REQUEST:
Restate the whole listing exactly.

DATA EXTRACT:

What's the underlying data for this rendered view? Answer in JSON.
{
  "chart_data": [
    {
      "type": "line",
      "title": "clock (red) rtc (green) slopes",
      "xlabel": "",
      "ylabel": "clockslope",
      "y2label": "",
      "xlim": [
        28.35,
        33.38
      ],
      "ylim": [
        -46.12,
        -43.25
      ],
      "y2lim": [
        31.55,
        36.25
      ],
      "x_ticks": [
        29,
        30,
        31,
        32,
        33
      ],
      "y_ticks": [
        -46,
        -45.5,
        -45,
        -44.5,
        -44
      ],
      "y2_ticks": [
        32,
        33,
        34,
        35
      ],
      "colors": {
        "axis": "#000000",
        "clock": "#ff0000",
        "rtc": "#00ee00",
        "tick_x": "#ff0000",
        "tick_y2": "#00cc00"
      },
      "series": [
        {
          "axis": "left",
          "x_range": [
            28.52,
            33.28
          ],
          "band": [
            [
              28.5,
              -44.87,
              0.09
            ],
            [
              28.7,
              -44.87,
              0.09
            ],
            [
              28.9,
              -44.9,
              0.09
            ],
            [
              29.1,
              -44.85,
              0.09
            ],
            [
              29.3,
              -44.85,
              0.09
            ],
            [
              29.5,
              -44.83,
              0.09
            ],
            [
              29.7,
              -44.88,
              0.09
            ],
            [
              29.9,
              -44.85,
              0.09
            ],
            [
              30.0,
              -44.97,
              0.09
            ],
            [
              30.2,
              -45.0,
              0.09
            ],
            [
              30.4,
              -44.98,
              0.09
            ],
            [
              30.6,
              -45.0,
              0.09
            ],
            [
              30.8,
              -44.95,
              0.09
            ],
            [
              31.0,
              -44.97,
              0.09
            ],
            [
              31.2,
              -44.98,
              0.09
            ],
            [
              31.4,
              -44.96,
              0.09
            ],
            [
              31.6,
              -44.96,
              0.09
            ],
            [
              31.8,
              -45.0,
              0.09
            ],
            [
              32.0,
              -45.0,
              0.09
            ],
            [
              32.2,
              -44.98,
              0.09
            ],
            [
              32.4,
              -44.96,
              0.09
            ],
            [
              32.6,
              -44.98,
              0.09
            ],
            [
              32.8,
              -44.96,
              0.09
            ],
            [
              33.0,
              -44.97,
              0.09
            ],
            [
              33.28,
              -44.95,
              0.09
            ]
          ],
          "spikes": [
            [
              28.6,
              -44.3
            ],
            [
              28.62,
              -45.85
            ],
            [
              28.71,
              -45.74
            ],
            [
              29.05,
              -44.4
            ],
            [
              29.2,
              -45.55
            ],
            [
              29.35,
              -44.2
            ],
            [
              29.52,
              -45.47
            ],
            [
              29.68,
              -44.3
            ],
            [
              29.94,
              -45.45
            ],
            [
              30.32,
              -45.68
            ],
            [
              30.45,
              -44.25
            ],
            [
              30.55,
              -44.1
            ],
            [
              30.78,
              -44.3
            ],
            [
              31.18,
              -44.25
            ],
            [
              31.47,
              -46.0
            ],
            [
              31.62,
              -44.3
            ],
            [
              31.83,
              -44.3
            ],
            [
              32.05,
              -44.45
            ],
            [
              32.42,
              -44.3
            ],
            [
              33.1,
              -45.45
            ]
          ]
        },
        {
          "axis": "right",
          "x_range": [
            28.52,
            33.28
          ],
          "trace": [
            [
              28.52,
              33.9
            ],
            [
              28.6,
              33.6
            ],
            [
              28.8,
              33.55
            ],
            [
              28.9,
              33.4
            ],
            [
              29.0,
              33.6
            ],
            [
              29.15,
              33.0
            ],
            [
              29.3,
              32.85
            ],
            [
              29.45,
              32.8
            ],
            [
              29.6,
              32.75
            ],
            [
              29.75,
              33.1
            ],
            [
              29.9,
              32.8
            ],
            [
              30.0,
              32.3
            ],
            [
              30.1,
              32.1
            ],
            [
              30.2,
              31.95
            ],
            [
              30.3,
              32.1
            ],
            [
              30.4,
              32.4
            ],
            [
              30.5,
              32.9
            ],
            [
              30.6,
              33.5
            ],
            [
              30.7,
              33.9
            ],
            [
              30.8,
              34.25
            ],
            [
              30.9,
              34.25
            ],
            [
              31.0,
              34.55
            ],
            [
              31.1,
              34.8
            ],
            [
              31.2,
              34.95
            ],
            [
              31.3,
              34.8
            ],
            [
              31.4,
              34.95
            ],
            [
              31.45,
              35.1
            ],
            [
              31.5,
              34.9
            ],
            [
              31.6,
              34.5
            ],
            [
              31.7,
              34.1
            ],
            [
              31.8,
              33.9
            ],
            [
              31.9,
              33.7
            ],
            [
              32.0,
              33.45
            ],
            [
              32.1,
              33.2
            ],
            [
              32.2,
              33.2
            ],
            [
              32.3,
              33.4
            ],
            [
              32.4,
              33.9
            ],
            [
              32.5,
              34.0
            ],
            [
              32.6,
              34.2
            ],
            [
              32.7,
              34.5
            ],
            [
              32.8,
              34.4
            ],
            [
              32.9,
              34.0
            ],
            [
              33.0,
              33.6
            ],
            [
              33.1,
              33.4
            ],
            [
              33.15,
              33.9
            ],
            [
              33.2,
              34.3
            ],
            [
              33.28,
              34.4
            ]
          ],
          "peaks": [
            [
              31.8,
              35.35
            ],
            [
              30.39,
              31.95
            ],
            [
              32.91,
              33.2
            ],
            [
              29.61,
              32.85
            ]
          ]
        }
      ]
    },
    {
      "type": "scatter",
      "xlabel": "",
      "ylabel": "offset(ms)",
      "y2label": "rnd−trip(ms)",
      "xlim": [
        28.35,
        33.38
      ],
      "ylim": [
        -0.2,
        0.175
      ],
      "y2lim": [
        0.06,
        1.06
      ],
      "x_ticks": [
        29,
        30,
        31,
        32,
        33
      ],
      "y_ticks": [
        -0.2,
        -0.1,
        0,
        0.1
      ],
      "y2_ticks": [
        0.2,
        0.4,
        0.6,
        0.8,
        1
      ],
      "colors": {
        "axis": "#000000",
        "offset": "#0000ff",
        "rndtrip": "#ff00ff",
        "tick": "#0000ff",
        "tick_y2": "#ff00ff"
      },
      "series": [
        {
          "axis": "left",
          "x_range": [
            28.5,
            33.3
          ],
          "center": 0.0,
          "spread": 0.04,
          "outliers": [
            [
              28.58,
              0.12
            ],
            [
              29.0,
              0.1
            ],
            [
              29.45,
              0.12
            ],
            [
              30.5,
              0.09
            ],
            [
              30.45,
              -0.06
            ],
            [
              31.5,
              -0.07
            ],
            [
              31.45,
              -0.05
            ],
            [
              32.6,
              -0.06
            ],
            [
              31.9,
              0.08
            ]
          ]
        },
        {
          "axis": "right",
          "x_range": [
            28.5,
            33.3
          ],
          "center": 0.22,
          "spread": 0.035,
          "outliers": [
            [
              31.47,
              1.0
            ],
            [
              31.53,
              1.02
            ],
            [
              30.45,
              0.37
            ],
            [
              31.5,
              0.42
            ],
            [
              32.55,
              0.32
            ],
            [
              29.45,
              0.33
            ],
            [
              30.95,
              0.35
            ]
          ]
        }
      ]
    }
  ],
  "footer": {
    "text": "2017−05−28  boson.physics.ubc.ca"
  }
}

IN RESPONSE:
What's the underlying data for this rendered view? Answer in JSON.
{
  "chart_data": [
    {
      "type": "line",
      "title": "clock (red) rtc (green) slopes",
      "xlabel": "",
      "ylabel": "clockslope",
      "y2label": "",
      "xlim": [
        28.35,
        33.38
      ],
      "ylim": [
        -46.12,
        -43.25
      ],
      "y2lim": [
        31.55,
        36.25
      ],
      "x_ticks": [
        29,
        30,
        31,
        32,
        33
      ],
      "y_ticks": [
        -46,
        -45.5,
        -45,
        -44.5,
        -44
      ],
      "y2_ticks": [
        32,
        33,
        34,
        35
      ],
      "colors": {
        "axis": "#000000",
        "clock": "#ff0000",
        "rtc": "#00ee00",
        "tick_x": "#ff0000",
        "tick_y2": "#00cc00"
      },
      "series": [
        {
          "axis": "left",
          "x_range": [
            28.52,
            33.28
          ],
          "band": [
            [
              28.5,
              -44.87,
              0.09
            ],
            [
              28.7,
              -44.87,
              0.09
            ],
            [
              28.9,
              -44.9,
              0.09
            ],
            [
              29.1,
              -44.85,
              0.09
            ],
            [
              29.3,
              -44.85,
              0.09
            ],
            [
              29.5,
              -44.83,
              0.09
            ],
            [
              29.7,
              -44.88,
              0.09
            ],
            [
              29.9,
              -44.85,
              0.09
            ],
            [
              30.0,
              -44.97,
              0.09
            ],
            [
              30.2,
              -45.0,
              0.09
            ],
            [
              30.4,
              -44.98,
              0.09
            ],
            [
              30.6,
              -45.0,
              0.09
            ],
            [
              30.8,
              -44.95,
              0.09
            ],
            [
              31.0,
              -44.97,
              0.09
            ],
            [
              31.2,
              -44.98,
              0.09
            ],
            [
              31.4,
              -44.96,
              0.09
            ],
            [
              31.6,
              -44.96,
              0.09
            ],
            [
              31.8,
              -45.0,
              0.09
            ],
            [
              32.0,
              -45.0,
              0.09
            ],
            [
              32.2,
              -44.98,
              0.09
            ],
            [
              32.4,
              -44.96,
              0.09
            ],
            [
              32.6,
              -44.98,
              0.09
            ],
            [
              32.8,
              -44.96,
              0.09
            ],
            [
              33.0,
              -44.97,
              0.09
            ],
            [
              33.28,
              -44.95,
              0.09
            ]
          ],
          "spikes": [
            [
              28.6,
              -44.3
            ],
            [
              28.62,
              -45.85
            ],
            [
              28.71,
              -45.74
            ],
            [
              29.05,
              -44.4
            ],
            [
              29.2,
              -45.55
            ],
            [
              29.35,
              -44.2
            ],
            [
              29.52,
              -45.47
            ],
            [
              29.68,
              -44.3
            ],
            [
              29.94,
              -45.45
            ],
            [
              30.32,
              -45.68
            ],
            [
              30.45,
              -44.25
            ],
            [
              30.55,
              -44.1
            ],
            [
              30.78,
              -44.3
            ],
            [
              31.18,
              -44.25
            ],
            [
              31.47,
              -46.0
            ],
            [
              31.62,
              -44.3
            ],
            [
              31.83,
              -44.3
            ],
            [
              32.05,
              -44.45
            ],
            [
              32.42,
              -44.3
            ],
            [
              33.1,
              -45.45
            ]
          ]
        },
        {
          "axis": "right",
          "x_range": [
            28.52,
            33.28
          ],
          "trace": [
            [
              28.52,
              33.9
            ],
            [
              28.6,
              33.6
            ],
            [
              28.8,
              33.55
            ],
            [
              28.9,
              33.4
            ],
            [
              29.0,
              33.6
            ],
            [
              29.15,
              33.0
            ],
            [
              29.3,
              32.85
            ],
            [
              29.45,
              32.8
            ],
            [
              29.6,
              32.75
            ],
            [
              29.75,
              33.1
            ],
            [
              29.9,
              32.8
            ],
            [
              30.0,
              32.3
            ],
            [
              30.1,
              32.1
            ],
            [
              30.2,
              31.95
            ],
            [
              30.3,
              32.1
            ],
            [
              30.4,
              32.4
            ],
            [
              30.5,
              32.9
            ],
            [
              30.6,
              33.5
            ],
            [
              30.7,
              33.9
            ],
            [
              30.8,
              34.25
            ],
            [
              30.9,
              34.25
            ],
            [
              31.0,
              34.55
            ],
            [
              31.1,
              34.8
            ],
            [
              31.2,
              34.95
            ],
            [
              31.3,
              34.8
            ],
            [
              31.4,
              34.95
            ],
            [
              31.45,
              35.1
            ],
            [
              31.5,
              34.9
            ],
            [
              31.6,
              34.5
            ],
            [
              31.7,
              34.1
            ],
            [
              31.8,
              33.9
            ],
            [
              31.9,
              33.7
            ],
            [
              32.0,
              33.45
            ],
            [
              32.1,
              33.2
            ],
            [
              32.2,
              33.2
            ],
            [
              32.3,
              33.4
            ],
            [
              32.4,
              33.9
            ],
            [
              32.5,
              34.0
            ],
            [
              32.6,
              34.2
            ],
            [
              32.7,
              34.5
            ],
            [
              32.8,
              34.4
            ],
            [
              32.9,
              34.0
            ],
            [
              33.0,
              33.6
            ],
            [
              33.1,
              33.4
            ],
            [
              33.15,
              33.9
            ],
            [
              33.2,
              34.3
            ],
            [
              33.28,
              34.4
            ]
          ],
          "peaks": [
            [
              31.8,
              35.35
            ],
            [
              30.39,
              31.95
            ],
            [
              32.91,
              33.2
            ],
            [
              29.61,
              32.85
            ]
          ]
        }
      ]
    },
    {
      "type": "scatter",
      "xlabel": "",
      "ylabel": "offset(ms)",
      "y2label": "rnd−trip(ms)",
      "xlim": [
        28.35,
        33.38
      ],
      "ylim": [
        -0.2,
        0.175
      ],
      "y2lim": [
        0.06,
        1.06
      ],
      "x_ticks": [
        29,
        30,
        31,
        32,
        33
      ],
      "y_ticks": [
        -0.2,
        -0.1,
        0,
        0.1
      ],
      "y2_ticks": [
        0.2,
        0.4,
        0.6,
        0.8,
        1
      ],
      "colors": {
        "axis": "#000000",
        "offset": "#0000ff",
        "rndtrip": "#ff00ff",
        "tick": "#0000ff",
        "tick_y2": "#ff00ff"
      },
      "series": [
        {
          "axis": "left",
          "x_range": [
            28.5,
            33.3
          ],
          "center": 0.0,
          "spread": 0.04,
          "outliers": [
            [
              28.58,
              0.12
            ],
            [
              29.0,
              0.1
            ],
            [
              29.45,
              0.12
            ],
            [
              30.5,
              0.09
            ],
            [
              30.45,
              -0.06
            ],
            [
              31.5,
              -0.07
            ],
            [
              31.45,
              -0.05
            ],
            [
              32.6,
              -0.06
            ],
            [
              31.9,
              0.08
            ]
          ]
        },
        {
          "axis": "right",
          "x_range": [
            28.5,
            33.3
          ],
          "center": 0.22,
          "spread": 0.035,
          "outliers": [
            [
              31.47,
              1.0
            ],
            [
              31.53,
              1.02
            ],
            [
              30.45,
              0.37
            ],
            [
              31.5,
              0.42
            ],
            [
              32.55,
              0.32
            ],
            [
              29.45,
              0.33
            ],
            [
              30.95,
              0.35
            ]
          ]
        }
      ]
    }
  ],
  "footer": {
    "text": "2017−05−28  boson.physics.ubc.ca"
  }
}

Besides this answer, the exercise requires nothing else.